Start of Provided information

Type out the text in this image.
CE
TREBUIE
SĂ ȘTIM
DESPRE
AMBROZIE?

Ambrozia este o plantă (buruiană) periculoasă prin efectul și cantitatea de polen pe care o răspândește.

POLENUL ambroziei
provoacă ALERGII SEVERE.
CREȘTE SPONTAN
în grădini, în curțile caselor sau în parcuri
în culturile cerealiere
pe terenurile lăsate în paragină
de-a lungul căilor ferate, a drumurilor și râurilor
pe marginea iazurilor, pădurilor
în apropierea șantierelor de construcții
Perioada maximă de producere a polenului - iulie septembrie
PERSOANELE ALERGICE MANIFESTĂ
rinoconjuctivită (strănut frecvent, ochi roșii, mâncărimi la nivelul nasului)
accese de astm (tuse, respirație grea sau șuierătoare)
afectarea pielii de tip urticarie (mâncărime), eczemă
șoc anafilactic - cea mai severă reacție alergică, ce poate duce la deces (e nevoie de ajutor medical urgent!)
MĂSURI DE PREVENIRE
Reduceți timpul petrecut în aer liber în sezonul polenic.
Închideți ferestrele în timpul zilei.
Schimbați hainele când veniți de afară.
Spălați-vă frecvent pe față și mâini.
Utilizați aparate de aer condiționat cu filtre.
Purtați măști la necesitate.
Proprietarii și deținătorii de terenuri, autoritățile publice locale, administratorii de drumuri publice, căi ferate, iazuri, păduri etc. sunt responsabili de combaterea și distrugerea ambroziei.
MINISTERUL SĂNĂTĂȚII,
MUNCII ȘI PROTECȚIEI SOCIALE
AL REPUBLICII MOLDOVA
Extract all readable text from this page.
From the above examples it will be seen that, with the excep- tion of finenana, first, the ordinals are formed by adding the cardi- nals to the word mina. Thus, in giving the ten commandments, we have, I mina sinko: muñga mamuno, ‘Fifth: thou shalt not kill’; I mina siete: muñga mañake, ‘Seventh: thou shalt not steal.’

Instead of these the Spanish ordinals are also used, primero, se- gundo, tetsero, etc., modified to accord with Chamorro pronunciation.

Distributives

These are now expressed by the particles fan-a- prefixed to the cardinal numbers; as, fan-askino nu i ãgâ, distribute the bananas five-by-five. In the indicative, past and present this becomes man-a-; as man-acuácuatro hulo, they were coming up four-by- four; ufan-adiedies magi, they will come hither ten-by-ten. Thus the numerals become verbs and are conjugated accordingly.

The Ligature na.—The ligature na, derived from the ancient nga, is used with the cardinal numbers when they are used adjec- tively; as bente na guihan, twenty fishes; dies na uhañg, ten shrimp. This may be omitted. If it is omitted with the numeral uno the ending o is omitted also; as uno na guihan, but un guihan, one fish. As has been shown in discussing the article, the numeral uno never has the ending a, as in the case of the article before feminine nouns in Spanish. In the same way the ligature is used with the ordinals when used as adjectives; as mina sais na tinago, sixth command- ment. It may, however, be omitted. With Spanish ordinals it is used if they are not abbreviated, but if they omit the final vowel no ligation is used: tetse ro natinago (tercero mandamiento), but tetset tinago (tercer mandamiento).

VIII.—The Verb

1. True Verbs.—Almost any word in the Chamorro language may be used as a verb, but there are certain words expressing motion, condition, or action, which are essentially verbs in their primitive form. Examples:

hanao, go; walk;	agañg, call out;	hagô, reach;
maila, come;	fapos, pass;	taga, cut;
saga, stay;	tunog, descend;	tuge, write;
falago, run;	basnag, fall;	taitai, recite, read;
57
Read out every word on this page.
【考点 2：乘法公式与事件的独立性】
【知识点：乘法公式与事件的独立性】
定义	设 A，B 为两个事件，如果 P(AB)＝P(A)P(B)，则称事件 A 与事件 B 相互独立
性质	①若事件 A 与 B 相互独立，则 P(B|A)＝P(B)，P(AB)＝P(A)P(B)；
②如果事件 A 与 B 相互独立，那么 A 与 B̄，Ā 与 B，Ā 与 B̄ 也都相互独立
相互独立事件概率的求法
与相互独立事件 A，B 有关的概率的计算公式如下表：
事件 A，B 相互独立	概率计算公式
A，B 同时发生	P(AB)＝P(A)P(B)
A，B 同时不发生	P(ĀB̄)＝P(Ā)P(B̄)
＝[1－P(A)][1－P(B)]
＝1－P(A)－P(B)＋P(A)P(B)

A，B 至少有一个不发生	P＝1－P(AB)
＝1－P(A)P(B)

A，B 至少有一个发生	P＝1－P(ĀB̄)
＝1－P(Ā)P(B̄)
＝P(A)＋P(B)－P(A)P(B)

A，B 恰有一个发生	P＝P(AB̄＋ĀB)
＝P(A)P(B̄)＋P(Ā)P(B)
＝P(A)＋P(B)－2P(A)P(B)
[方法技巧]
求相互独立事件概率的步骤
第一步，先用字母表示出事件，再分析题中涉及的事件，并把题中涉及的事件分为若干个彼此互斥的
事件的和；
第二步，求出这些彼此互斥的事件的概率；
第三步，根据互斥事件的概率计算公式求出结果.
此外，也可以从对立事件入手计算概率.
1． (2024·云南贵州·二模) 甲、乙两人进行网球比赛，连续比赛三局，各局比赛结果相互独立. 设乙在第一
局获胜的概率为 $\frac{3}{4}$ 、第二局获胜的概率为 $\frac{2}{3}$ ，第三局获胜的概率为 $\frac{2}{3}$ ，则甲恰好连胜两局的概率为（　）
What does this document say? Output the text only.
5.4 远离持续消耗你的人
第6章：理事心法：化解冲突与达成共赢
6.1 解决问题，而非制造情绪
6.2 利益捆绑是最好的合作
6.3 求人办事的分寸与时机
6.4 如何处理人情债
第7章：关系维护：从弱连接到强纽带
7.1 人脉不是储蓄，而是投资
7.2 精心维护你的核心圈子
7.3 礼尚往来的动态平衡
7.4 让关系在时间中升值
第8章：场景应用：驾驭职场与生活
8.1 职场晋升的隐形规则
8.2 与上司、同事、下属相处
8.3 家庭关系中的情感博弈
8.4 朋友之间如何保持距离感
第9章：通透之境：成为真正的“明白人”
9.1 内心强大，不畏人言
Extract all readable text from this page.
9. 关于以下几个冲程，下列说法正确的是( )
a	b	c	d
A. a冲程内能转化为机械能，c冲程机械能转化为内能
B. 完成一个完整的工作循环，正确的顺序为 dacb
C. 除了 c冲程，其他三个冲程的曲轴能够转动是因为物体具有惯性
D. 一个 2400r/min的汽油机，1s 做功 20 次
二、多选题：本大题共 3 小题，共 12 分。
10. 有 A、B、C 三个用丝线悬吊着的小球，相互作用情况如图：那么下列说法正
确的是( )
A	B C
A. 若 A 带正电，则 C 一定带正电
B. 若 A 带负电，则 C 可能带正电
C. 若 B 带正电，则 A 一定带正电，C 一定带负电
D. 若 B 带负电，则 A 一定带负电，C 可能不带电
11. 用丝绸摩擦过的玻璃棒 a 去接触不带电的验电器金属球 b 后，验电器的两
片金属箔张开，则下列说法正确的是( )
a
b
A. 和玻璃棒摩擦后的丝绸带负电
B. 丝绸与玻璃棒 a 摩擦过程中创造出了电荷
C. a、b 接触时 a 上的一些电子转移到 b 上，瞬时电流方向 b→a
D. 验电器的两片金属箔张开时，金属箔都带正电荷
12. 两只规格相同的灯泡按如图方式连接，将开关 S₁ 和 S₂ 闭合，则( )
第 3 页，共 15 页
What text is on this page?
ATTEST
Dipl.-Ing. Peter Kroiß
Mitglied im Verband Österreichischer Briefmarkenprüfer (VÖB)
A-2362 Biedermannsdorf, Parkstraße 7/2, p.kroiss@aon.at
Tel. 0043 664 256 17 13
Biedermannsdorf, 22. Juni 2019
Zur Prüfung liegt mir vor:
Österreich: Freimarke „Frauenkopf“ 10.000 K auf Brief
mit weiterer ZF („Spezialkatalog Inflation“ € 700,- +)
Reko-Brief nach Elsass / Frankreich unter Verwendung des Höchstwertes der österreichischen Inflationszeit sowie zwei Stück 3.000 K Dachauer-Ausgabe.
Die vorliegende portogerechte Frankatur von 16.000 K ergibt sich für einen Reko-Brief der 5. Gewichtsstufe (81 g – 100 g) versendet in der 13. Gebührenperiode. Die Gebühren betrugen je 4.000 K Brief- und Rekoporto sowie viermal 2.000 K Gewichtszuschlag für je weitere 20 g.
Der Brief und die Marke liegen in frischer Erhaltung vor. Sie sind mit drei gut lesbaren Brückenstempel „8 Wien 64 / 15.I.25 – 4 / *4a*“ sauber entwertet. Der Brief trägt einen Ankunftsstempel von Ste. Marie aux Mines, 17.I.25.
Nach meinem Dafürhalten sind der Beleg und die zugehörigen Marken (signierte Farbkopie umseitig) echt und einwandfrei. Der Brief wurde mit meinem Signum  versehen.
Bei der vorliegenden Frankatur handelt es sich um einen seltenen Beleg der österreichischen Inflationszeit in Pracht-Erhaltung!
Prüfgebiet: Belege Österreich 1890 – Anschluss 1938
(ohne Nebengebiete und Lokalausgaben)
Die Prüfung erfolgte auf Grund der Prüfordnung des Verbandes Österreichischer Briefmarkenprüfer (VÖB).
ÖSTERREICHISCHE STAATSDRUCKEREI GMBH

End of Provided information

Your task
Only lines with "ambroziei" are wanted here; list each of them.

Correct output
POLENUL ambroziei
Proprietarii și deținătorii de terenuri, autoritățile publice locale, administratorii de drumuri publice, căi ferate, iazuri, păduri etc. sunt responsabili de combaterea și distrugerea ambroziei.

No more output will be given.